(Exercise prompt) Please work out how many lines in the material contain "birth" and give only that figure.

(Collected data)
──────

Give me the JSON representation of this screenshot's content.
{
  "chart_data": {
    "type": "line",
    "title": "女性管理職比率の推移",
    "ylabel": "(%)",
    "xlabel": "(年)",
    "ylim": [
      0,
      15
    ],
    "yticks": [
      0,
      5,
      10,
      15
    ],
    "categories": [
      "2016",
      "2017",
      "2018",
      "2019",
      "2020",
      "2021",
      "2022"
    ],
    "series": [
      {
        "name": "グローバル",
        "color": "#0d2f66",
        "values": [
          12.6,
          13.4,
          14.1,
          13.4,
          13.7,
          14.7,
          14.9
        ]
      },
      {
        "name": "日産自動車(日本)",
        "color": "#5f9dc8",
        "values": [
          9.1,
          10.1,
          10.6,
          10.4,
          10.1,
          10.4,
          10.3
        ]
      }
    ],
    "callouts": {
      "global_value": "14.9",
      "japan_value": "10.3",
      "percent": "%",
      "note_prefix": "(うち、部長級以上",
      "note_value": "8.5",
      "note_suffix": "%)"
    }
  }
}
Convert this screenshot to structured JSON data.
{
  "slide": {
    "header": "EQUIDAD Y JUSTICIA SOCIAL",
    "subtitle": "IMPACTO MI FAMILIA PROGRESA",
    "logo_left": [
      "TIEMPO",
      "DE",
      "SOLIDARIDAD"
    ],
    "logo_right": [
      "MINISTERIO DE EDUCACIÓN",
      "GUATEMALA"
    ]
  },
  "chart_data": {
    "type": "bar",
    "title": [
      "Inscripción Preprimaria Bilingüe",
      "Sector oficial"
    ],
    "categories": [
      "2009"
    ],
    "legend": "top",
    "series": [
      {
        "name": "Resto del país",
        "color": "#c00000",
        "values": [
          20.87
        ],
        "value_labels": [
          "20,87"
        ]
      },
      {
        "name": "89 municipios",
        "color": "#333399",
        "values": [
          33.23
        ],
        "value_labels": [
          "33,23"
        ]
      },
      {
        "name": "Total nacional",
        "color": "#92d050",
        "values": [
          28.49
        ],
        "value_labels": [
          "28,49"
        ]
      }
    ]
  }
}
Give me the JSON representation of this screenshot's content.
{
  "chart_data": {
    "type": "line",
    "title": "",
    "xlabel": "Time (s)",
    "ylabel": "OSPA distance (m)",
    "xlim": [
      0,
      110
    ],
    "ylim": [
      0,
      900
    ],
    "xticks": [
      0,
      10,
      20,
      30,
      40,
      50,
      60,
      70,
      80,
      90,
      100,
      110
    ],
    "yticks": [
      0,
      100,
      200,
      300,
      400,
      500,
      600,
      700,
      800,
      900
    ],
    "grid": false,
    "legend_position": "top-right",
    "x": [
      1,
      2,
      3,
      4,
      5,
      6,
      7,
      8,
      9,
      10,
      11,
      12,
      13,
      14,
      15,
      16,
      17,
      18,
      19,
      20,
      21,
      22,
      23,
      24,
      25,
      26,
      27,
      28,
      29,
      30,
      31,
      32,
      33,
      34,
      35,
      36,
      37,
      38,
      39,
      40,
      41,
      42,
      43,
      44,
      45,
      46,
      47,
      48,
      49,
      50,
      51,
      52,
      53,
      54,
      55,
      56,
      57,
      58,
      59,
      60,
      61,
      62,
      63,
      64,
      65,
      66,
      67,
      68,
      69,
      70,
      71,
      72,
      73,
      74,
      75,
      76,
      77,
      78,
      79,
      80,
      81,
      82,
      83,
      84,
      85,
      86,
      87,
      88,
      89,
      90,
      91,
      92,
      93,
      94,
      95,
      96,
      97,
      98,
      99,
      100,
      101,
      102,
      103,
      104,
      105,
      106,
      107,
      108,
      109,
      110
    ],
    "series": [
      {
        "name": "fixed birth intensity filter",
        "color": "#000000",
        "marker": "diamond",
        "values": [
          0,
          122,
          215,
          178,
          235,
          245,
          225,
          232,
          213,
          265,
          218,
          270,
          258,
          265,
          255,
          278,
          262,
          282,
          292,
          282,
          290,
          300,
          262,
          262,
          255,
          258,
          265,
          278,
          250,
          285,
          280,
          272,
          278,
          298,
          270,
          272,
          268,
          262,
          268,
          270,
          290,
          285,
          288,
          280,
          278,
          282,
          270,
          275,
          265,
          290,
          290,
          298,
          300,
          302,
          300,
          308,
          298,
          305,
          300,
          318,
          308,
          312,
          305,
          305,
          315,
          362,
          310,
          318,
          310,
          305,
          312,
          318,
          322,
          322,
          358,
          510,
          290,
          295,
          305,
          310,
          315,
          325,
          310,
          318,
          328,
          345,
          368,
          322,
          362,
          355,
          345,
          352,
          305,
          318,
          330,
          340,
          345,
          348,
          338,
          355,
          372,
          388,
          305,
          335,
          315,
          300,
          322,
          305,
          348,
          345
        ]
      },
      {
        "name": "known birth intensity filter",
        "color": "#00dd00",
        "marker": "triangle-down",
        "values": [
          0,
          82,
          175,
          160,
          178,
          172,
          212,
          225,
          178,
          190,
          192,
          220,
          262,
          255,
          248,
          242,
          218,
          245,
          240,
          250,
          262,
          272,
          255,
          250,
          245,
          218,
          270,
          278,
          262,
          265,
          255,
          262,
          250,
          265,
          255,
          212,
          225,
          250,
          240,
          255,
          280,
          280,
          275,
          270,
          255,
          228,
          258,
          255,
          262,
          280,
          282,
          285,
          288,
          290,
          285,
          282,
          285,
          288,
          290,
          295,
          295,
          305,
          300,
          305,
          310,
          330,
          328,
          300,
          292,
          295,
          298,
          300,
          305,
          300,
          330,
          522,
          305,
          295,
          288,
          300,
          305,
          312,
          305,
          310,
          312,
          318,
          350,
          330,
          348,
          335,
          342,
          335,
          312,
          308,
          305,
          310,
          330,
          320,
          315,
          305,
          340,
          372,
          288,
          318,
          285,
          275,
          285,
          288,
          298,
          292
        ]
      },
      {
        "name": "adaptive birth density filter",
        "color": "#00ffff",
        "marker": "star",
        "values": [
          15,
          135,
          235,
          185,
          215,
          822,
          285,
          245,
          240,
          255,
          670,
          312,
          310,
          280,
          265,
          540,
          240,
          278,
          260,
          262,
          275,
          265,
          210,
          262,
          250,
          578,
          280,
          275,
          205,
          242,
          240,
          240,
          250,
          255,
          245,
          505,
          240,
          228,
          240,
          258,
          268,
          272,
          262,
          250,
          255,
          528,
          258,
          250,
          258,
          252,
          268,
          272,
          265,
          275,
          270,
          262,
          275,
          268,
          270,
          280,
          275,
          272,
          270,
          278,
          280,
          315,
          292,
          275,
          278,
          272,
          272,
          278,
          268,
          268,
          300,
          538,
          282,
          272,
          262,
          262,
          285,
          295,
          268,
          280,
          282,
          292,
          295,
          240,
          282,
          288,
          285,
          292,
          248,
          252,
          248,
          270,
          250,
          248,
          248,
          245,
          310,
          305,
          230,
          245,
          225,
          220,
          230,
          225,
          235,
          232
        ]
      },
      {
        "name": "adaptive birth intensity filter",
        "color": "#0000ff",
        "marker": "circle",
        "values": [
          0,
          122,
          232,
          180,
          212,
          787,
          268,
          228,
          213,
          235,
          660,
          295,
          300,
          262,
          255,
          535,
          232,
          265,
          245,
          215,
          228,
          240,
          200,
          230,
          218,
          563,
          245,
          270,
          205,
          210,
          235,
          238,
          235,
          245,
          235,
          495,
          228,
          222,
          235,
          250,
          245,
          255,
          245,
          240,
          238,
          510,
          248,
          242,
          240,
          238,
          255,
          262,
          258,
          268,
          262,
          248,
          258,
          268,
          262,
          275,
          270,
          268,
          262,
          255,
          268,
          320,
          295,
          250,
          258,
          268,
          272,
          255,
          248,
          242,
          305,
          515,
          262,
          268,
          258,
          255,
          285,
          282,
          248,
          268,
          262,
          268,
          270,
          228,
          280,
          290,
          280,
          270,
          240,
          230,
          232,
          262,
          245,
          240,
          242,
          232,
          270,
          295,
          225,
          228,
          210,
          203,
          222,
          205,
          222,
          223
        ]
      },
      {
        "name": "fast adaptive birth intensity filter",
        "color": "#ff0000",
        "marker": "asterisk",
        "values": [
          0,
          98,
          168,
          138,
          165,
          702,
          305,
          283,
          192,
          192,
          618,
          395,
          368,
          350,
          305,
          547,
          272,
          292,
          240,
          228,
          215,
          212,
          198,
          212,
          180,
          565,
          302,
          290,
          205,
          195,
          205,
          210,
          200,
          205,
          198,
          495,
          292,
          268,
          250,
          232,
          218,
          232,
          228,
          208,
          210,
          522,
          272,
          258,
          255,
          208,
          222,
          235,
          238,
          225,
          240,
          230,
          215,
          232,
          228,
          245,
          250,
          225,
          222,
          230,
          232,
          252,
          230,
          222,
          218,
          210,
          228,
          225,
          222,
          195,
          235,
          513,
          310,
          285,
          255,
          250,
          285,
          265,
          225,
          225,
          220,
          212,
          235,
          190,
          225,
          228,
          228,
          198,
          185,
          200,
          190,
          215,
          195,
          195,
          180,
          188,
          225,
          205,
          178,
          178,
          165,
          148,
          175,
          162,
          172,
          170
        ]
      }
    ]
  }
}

──────

(Exercise solution) 5